- GIVEN REQUEST:
Quote the stretch of rows from the line containing "Where are 18" through the line containing "182, 134, 216]", both ends included, and leave out any pictures.

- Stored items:

______________________________

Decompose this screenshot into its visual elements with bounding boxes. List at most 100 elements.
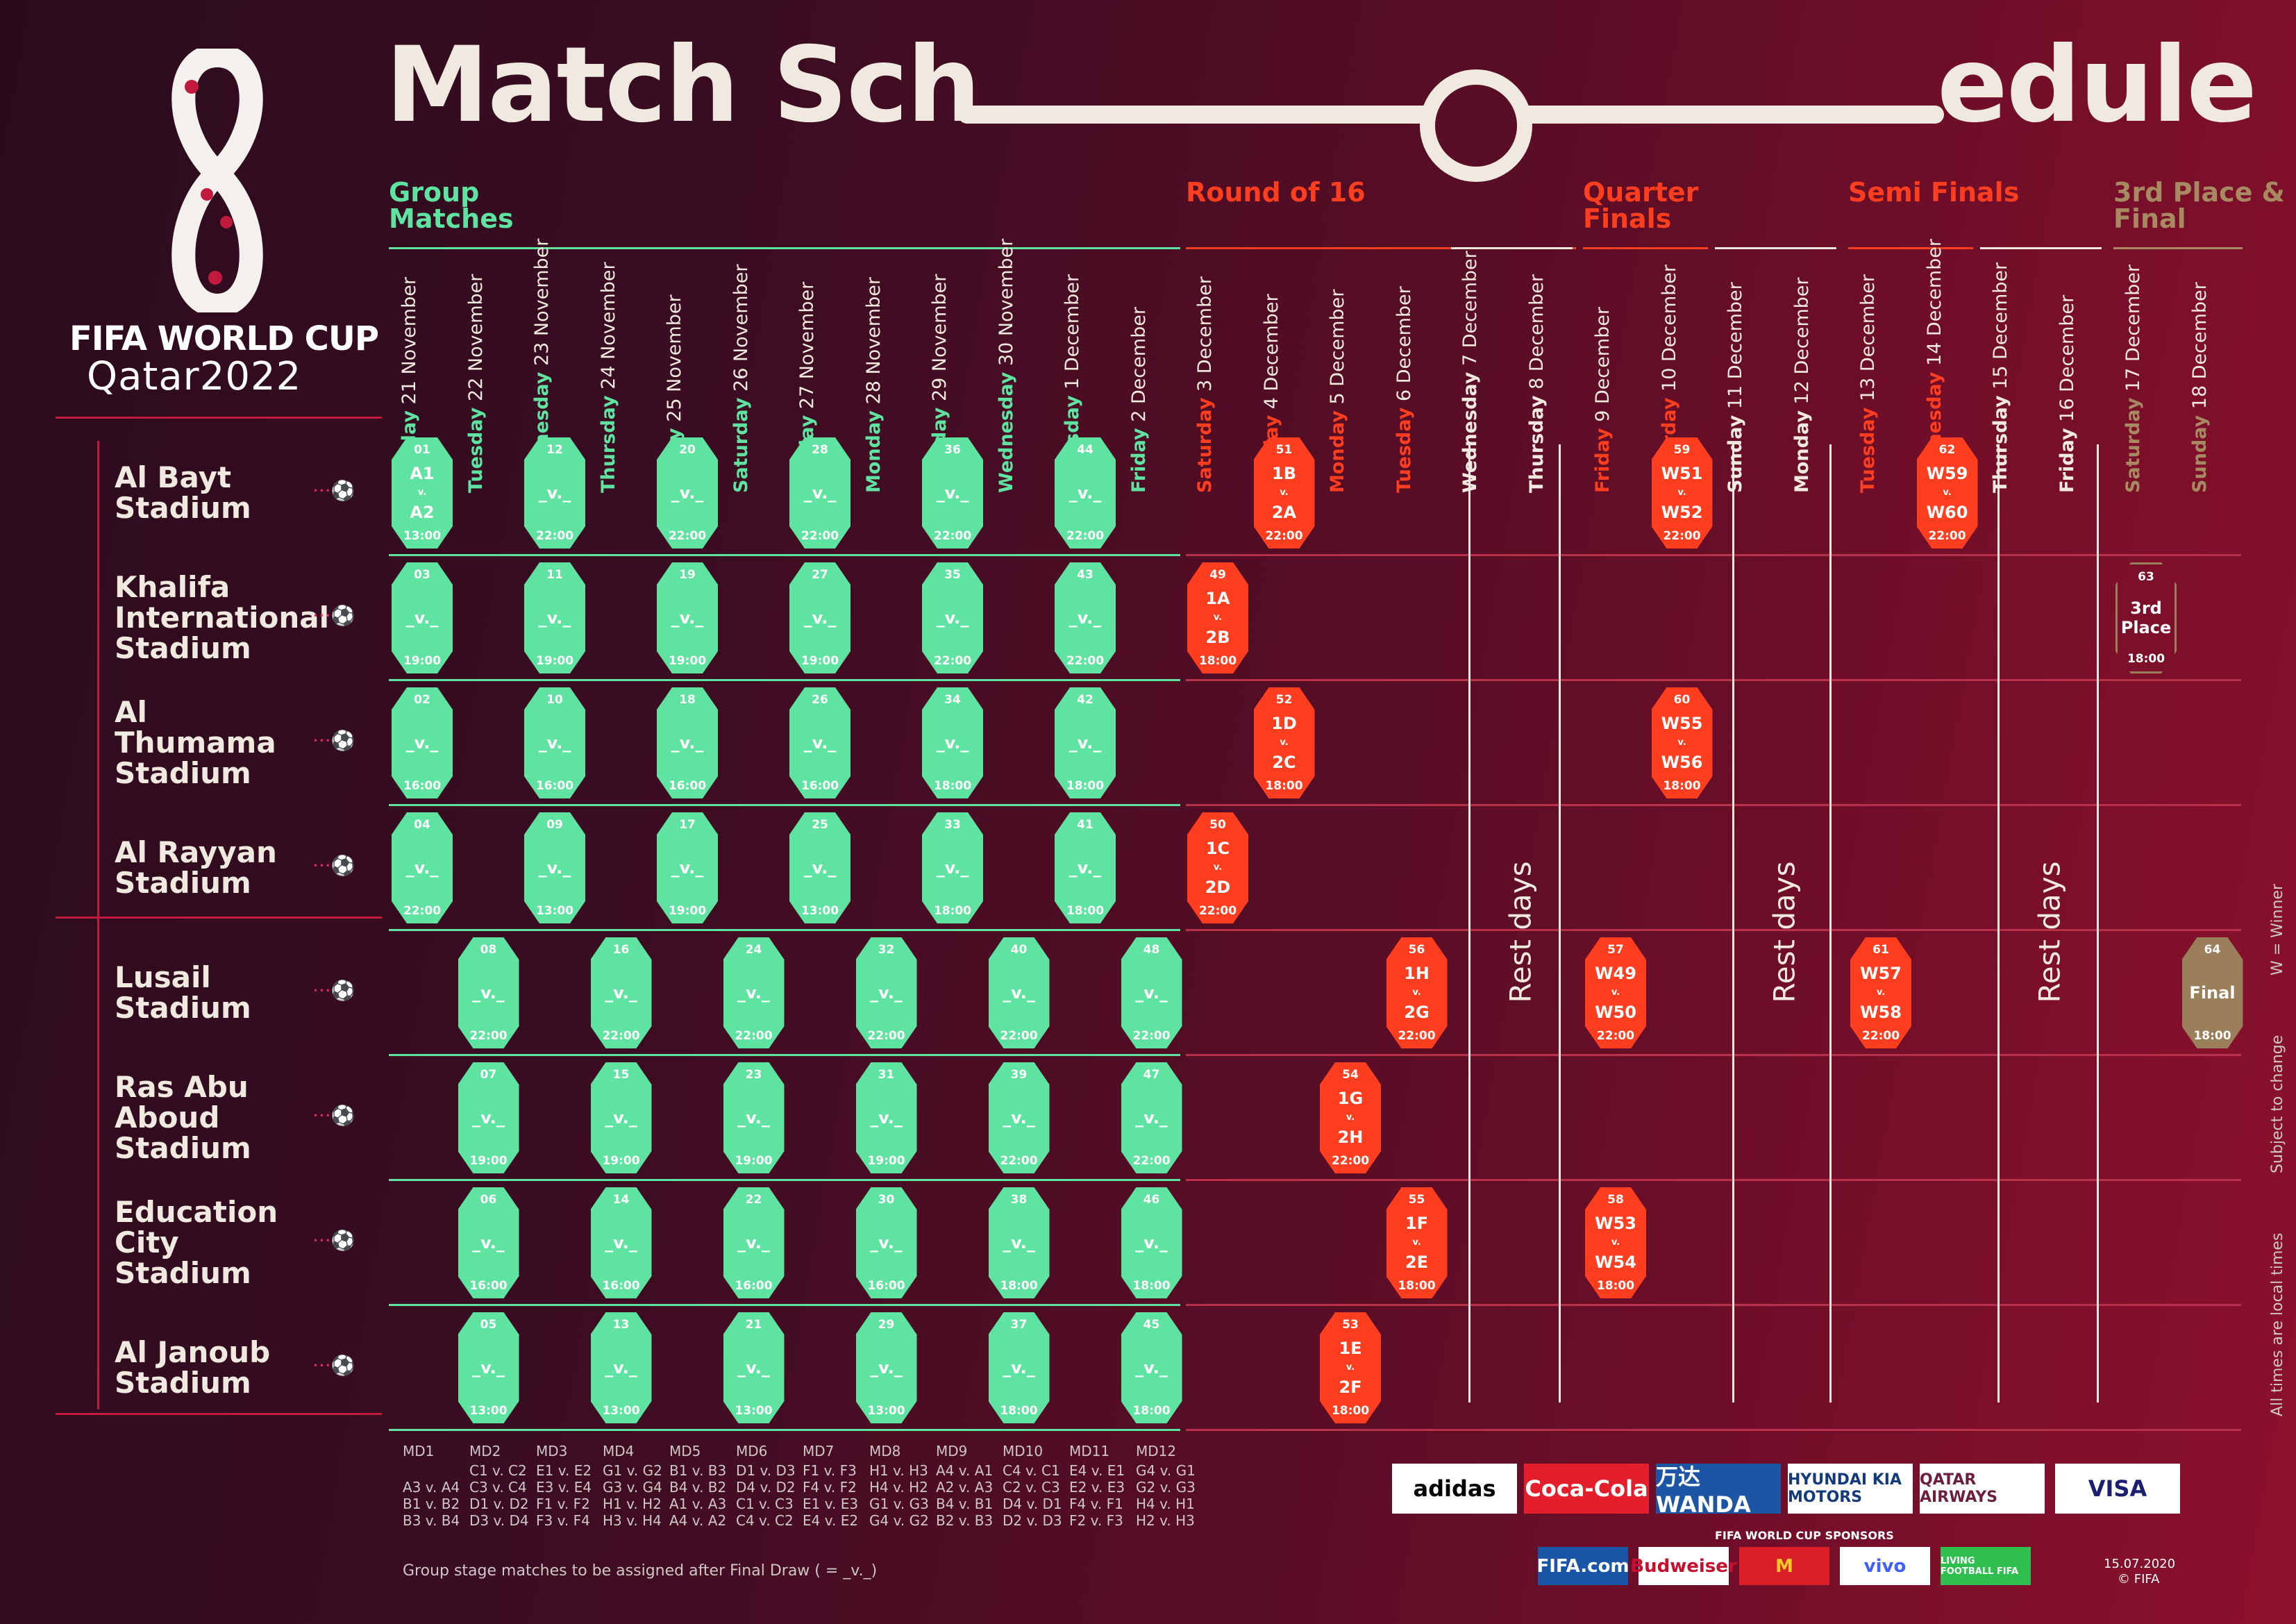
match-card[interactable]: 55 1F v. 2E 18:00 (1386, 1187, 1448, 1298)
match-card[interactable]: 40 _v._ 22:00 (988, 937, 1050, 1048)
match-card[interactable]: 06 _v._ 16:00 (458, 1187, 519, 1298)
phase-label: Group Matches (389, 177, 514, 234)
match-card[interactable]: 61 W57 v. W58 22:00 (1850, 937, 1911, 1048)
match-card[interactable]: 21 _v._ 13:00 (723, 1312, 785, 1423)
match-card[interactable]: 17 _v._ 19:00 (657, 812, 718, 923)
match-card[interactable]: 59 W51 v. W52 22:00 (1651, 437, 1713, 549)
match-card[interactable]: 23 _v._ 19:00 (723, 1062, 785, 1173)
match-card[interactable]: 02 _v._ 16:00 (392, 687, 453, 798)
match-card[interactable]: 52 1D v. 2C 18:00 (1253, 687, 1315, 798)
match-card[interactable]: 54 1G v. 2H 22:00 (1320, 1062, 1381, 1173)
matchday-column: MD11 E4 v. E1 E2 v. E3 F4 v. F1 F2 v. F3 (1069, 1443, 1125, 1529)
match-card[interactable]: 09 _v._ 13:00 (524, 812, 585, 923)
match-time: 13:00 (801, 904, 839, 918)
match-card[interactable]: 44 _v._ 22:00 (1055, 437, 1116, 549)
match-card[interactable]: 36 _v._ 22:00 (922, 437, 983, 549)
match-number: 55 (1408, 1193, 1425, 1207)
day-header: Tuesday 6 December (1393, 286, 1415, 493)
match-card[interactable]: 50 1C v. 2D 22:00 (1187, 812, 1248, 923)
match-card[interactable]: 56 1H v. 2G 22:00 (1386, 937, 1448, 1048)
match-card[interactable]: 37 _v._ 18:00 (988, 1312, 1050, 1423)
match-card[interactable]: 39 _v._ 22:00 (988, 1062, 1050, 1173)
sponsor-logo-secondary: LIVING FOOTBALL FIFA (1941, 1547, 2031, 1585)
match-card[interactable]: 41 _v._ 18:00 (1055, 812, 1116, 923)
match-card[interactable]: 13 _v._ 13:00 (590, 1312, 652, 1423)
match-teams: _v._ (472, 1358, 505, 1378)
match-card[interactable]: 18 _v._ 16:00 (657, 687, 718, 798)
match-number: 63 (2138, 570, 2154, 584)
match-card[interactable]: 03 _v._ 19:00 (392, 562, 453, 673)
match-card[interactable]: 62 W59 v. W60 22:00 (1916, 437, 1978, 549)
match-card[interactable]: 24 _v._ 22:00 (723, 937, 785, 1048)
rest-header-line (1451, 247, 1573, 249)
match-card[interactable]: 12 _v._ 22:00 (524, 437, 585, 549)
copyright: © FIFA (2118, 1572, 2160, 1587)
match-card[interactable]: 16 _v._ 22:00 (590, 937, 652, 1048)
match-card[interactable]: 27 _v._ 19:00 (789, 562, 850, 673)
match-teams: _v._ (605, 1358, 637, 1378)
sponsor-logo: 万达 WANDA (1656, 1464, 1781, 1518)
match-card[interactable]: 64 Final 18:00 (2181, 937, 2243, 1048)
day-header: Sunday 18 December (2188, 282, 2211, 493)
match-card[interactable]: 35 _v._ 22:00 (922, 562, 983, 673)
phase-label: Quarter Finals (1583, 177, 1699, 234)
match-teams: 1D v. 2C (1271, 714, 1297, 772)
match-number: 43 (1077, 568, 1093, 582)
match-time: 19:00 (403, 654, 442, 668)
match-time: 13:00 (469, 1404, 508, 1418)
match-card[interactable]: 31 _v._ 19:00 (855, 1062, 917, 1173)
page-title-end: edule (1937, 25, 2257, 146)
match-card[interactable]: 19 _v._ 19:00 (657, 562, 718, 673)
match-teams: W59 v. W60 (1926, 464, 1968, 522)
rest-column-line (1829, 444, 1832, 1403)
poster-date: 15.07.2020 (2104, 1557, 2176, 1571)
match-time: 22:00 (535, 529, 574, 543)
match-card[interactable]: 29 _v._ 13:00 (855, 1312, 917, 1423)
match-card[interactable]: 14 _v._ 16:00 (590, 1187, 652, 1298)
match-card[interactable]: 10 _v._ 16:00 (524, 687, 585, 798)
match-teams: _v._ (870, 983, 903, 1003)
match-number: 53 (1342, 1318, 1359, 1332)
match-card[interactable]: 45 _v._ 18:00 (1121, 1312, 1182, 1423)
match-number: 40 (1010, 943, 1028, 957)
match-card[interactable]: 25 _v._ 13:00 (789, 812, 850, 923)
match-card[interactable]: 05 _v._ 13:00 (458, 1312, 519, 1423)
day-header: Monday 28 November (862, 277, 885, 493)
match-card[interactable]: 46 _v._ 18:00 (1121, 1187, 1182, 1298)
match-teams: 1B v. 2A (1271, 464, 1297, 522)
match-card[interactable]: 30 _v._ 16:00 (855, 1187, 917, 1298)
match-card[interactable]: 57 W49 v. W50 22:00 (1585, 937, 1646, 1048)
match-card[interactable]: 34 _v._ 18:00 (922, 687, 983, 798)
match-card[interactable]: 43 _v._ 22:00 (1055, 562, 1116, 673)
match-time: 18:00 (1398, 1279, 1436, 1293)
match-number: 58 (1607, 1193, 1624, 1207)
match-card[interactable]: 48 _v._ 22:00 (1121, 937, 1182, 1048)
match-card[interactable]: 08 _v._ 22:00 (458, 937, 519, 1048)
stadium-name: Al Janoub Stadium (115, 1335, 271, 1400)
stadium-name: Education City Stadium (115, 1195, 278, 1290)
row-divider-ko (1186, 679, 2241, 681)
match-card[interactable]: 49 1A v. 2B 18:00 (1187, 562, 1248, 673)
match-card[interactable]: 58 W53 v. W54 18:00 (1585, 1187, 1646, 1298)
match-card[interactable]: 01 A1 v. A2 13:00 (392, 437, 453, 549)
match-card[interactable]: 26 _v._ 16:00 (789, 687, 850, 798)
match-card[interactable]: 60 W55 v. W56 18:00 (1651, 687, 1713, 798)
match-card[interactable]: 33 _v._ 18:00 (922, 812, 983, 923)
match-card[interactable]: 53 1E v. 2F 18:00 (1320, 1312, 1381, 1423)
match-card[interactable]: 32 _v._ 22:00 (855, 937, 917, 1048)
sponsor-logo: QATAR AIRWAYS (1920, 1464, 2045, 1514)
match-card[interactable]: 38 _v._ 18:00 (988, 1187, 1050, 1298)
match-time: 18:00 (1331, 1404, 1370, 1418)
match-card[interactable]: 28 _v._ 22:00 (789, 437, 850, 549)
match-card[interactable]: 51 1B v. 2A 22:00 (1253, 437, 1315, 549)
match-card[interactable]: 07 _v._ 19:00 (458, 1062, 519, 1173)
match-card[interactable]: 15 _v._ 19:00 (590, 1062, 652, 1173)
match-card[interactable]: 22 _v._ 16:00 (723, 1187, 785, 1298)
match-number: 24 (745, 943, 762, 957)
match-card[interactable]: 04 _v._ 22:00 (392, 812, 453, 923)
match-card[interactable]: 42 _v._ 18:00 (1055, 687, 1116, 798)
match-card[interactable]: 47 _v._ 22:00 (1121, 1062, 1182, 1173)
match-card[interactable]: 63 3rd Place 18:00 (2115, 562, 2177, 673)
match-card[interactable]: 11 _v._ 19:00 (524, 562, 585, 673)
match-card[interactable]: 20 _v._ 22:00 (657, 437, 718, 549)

______________________________

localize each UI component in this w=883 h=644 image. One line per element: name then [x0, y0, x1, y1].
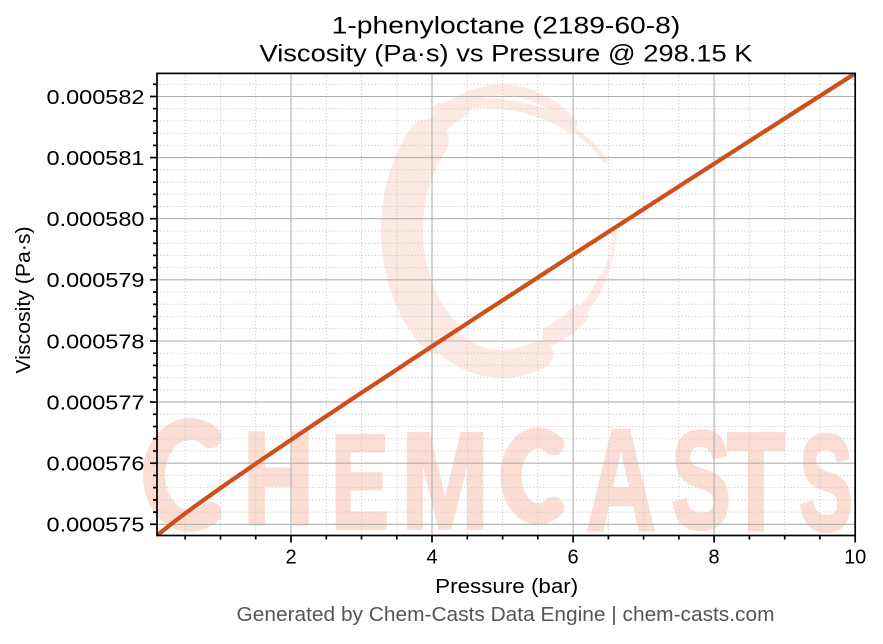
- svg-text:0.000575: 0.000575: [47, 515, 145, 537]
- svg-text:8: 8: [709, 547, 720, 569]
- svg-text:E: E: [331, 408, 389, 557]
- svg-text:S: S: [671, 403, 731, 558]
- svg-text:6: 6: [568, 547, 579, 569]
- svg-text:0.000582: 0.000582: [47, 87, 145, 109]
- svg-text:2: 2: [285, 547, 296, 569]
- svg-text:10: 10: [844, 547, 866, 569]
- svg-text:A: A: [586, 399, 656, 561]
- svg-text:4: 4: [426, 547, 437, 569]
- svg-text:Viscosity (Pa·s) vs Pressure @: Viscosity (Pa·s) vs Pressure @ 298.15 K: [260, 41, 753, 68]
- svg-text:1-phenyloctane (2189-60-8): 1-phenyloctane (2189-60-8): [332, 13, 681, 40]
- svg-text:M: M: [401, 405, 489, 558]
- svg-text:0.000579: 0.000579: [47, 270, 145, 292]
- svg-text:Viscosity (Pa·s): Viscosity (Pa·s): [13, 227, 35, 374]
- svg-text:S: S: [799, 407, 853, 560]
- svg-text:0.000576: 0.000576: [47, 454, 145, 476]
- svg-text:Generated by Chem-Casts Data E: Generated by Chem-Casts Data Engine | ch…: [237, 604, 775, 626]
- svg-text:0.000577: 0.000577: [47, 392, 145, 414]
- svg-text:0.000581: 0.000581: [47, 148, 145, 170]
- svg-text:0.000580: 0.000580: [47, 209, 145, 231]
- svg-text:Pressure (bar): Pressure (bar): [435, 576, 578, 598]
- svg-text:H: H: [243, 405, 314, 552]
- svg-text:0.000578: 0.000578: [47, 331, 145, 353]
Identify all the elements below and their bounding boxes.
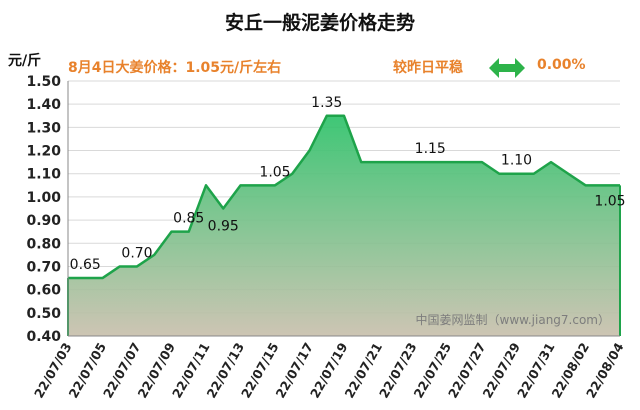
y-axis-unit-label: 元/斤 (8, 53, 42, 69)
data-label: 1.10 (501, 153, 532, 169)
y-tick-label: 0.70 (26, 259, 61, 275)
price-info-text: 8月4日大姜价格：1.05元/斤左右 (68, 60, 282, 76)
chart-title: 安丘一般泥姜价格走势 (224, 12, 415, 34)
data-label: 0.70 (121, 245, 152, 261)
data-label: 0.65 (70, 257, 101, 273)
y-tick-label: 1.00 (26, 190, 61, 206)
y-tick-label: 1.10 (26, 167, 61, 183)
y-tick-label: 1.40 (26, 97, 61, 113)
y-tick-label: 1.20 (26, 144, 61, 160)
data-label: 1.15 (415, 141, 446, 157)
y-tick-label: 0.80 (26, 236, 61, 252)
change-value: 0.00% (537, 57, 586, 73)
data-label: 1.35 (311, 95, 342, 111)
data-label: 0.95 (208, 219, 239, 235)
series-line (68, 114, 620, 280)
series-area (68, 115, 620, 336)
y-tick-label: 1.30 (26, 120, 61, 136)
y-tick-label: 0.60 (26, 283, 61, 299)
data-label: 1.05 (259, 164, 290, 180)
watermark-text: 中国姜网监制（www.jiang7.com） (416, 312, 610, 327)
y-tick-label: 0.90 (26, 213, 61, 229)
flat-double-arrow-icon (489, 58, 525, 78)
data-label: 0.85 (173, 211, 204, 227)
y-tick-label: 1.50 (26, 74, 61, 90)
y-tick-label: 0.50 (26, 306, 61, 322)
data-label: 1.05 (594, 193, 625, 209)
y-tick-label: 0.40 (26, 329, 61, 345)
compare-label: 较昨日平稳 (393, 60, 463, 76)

______________________________

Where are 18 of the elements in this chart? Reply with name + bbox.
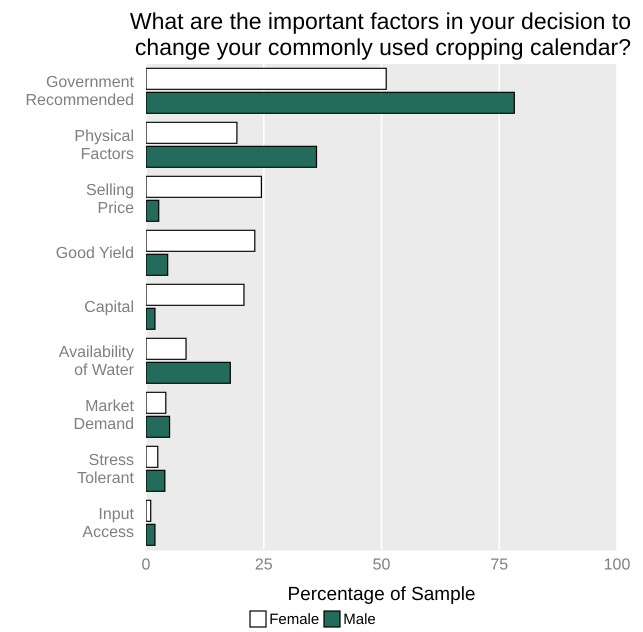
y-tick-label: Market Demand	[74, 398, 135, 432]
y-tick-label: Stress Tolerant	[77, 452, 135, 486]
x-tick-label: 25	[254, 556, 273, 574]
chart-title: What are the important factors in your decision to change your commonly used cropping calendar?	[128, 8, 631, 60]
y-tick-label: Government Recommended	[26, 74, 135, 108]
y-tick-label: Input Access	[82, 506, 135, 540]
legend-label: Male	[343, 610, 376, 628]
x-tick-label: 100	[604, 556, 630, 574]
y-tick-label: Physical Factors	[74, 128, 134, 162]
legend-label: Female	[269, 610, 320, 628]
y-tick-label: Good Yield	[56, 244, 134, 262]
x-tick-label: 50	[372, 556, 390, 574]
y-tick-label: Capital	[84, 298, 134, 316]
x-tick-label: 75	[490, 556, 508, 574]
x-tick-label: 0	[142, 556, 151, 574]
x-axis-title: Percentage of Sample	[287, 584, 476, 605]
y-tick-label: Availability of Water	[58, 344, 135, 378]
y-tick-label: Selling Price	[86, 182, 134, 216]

______________________________

- EXERCISE ANSWER:
Where are 18 of the elements in this chart? Reply with name + bbox.
y-tick-label: Market Demand	[74, 398, 135, 432]
y-tick-label: Stress Tolerant	[77, 452, 135, 486]
x-tick-label: 25	[254, 556, 273, 574]
chart-title: What are the important factors in your decision to change your commonly used cropping calendar?	[128, 8, 631, 60]
y-tick-label: Government Recommended	[26, 74, 135, 108]
y-tick-label: Input Access	[82, 506, 135, 540]
legend-label: Male	[343, 610, 376, 628]
x-tick-label: 100	[604, 556, 630, 574]
y-tick-label: Physical Factors	[74, 128, 134, 162]
legend-label: Female	[269, 610, 320, 628]
y-tick-label: Good Yield	[56, 244, 134, 262]
x-tick-label: 50	[372, 556, 390, 574]
y-tick-label: Capital	[84, 298, 134, 316]
x-tick-label: 75	[490, 556, 508, 574]
x-tick-label: 0	[142, 556, 151, 574]
x-axis-title: Percentage of Sample	[287, 584, 476, 605]
y-tick-label: Availability of Water	[58, 344, 135, 378]
y-tick-label: Selling Price	[86, 182, 134, 216]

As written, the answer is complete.